— AVAILABLE RECORDS —
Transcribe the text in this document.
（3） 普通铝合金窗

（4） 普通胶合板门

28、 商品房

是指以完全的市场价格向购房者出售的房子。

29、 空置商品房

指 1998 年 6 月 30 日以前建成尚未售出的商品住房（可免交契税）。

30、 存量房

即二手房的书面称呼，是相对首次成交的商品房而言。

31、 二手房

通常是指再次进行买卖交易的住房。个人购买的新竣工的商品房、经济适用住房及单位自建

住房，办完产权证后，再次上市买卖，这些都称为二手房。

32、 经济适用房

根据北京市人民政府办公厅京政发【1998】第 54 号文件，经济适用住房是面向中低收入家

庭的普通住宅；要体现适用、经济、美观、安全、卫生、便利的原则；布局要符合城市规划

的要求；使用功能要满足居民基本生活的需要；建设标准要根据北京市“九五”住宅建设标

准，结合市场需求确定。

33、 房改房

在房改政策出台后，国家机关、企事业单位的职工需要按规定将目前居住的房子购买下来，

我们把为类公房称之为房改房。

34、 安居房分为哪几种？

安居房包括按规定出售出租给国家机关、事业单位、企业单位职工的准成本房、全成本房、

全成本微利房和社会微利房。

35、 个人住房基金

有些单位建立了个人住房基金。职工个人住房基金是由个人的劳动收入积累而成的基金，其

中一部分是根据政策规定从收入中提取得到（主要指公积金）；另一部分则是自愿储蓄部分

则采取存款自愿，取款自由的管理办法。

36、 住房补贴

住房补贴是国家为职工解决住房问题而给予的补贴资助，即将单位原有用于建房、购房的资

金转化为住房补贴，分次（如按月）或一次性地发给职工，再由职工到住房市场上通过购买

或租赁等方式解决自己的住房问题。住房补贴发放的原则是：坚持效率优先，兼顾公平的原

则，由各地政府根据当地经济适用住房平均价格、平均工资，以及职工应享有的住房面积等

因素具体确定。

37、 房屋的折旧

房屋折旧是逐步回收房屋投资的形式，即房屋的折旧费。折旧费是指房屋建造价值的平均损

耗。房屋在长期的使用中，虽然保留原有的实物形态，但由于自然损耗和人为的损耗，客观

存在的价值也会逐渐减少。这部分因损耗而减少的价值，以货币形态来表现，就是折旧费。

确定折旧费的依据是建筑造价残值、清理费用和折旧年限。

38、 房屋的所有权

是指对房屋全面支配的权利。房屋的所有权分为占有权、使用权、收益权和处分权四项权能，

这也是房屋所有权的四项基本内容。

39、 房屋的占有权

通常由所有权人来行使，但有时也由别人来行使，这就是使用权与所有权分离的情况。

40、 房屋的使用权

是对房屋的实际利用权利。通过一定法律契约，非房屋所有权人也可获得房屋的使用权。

— EXERCISE OBJECTIVE —
Copy out all of the data exactly, leaving nothing out.

— RESPONSE FOR THIS EXERCISE —
Transcribe the text in this document.
（3） 普通铝合金窗

（4） 普通胶合板门

28、 商品房

是指以完全的市场价格向购房者出售的房子。

29、 空置商品房

指 1998 年 6 月 30 日以前建成尚未售出的商品住房（可免交契税）。

30、 存量房

即二手房的书面称呼，是相对首次成交的商品房而言。

31、 二手房

通常是指再次进行买卖交易的住房。个人购买的新竣工的商品房、经济适用住房及单位自建

住房，办完产权证后，再次上市买卖，这些都称为二手房。

32、 经济适用房

根据北京市人民政府办公厅京政发【1998】第 54 号文件，经济适用住房是面向中低收入家

庭的普通住宅；要体现适用、经济、美观、安全、卫生、便利的原则；布局要符合城市规划

的要求；使用功能要满足居民基本生活的需要；建设标准要根据北京市“九五”住宅建设标

准，结合市场需求确定。

33、 房改房

在房改政策出台后，国家机关、企事业单位的职工需要按规定将目前居住的房子购买下来，

我们把为类公房称之为房改房。

34、 安居房分为哪几种？

安居房包括按规定出售出租给国家机关、事业单位、企业单位职工的准成本房、全成本房、

全成本微利房和社会微利房。

35、 个人住房基金

有些单位建立了个人住房基金。职工个人住房基金是由个人的劳动收入积累而成的基金，其

中一部分是根据政策规定从收入中提取得到（主要指公积金）；另一部分则是自愿储蓄部分

则采取存款自愿，取款自由的管理办法。

36、 住房补贴

住房补贴是国家为职工解决住房问题而给予的补贴资助，即将单位原有用于建房、购房的资

金转化为住房补贴，分次（如按月）或一次性地发给职工，再由职工到住房市场上通过购买

或租赁等方式解决自己的住房问题。住房补贴发放的原则是：坚持效率优先，兼顾公平的原

则，由各地政府根据当地经济适用住房平均价格、平均工资，以及职工应享有的住房面积等

因素具体确定。

37、 房屋的折旧

房屋折旧是逐步回收房屋投资的形式，即房屋的折旧费。折旧费是指房屋建造价值的平均损

耗。房屋在长期的使用中，虽然保留原有的实物形态，但由于自然损耗和人为的损耗，客观

存在的价值也会逐渐减少。这部分因损耗而减少的价值，以货币形态来表现，就是折旧费。

确定折旧费的依据是建筑造价残值、清理费用和折旧年限。

38、 房屋的所有权

是指对房屋全面支配的权利。房屋的所有权分为占有权、使用权、收益权和处分权四项权能，

这也是房屋所有权的四项基本内容。

39、 房屋的占有权

通常由所有权人来行使，但有时也由别人来行使，这就是使用权与所有权分离的情况。

40、 房屋的使用权

是对房屋的实际利用权利。通过一定法律契约，非房屋所有权人也可获得房屋的使用权。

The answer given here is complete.